● Instruction
Pull every line that holds the word "Coefficient" from the entries.

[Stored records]

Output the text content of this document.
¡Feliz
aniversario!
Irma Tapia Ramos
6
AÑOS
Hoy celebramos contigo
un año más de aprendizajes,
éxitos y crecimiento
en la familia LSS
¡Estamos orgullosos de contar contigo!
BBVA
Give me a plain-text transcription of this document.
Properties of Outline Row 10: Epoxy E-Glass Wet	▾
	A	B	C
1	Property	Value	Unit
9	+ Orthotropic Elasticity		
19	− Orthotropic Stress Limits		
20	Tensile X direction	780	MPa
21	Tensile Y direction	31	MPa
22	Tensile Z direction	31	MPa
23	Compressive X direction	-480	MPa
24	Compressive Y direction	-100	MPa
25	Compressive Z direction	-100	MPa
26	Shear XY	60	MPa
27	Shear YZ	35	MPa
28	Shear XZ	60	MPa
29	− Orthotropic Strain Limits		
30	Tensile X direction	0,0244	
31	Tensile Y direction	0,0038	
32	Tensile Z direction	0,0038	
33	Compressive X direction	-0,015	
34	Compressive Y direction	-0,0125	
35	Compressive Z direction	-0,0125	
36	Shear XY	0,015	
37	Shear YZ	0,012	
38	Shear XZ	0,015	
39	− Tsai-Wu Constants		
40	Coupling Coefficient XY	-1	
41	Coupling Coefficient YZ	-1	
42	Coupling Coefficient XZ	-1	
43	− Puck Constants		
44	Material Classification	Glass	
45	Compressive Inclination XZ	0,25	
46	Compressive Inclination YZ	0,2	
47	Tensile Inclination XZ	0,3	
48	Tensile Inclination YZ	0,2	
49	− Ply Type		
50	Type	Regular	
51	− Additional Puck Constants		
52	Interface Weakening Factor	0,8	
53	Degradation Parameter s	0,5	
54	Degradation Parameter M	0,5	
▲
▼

● Solution to the problem
40	Coupling Coefficient XY	-1	
41	Coupling Coefficient YZ	-1	
42	Coupling Coefficient XZ	-1	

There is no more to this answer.